Goal of the exercise: Copy the data below without changes, from its first line through the line containing "faq-item: Q: Who", both included.

Provided data:
++++++++++
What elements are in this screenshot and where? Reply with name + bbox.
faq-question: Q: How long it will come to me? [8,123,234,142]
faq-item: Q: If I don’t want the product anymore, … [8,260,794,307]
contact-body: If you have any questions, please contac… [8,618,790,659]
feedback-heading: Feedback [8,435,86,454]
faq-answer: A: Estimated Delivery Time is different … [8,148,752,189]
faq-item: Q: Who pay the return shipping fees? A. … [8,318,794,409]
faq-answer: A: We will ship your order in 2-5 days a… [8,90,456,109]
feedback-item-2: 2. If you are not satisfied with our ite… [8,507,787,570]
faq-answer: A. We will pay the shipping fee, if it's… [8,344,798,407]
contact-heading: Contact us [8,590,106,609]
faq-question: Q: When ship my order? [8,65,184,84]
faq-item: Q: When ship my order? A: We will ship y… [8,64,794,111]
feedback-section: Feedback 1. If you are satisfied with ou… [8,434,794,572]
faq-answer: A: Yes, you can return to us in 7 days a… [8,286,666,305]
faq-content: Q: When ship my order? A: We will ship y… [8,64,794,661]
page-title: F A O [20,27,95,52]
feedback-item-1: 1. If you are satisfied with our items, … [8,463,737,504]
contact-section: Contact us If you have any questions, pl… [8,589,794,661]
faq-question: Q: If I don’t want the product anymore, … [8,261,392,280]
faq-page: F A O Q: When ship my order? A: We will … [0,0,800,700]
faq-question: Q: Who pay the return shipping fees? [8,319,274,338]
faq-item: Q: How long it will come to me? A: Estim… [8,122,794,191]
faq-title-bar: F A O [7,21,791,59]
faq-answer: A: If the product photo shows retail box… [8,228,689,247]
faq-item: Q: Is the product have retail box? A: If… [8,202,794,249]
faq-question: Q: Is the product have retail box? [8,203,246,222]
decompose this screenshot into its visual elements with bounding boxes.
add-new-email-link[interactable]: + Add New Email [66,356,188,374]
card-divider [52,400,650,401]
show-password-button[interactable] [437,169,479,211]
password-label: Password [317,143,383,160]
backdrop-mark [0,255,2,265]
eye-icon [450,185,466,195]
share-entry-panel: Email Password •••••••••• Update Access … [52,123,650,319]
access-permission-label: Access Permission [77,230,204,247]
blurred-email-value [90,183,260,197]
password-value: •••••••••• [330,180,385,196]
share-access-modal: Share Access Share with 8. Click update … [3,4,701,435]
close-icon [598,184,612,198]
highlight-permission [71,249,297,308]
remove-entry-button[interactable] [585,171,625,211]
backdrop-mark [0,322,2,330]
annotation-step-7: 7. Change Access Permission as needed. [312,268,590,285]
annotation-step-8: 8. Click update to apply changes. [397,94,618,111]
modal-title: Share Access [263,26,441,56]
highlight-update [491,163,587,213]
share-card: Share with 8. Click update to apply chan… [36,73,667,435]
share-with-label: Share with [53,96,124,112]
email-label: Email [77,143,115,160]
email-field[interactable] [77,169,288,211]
++++++++++
Answer to the exercise:
What elements are in this screenshot and where? Reply with name + bbox.
faq-question: Q: How long it will come to me? [8,123,234,142]
faq-item: Q: If I don’t want the product anymore, … [8,260,794,307]
contact-body: If you have any questions, please contac… [8,618,790,659]
feedback-heading: Feedback [8,435,86,454]
faq-answer: A: Estimated Delivery Time is different … [8,148,752,189]
faq-item: Q: Who pay the return shipping fees? A. … [8,318,794,409]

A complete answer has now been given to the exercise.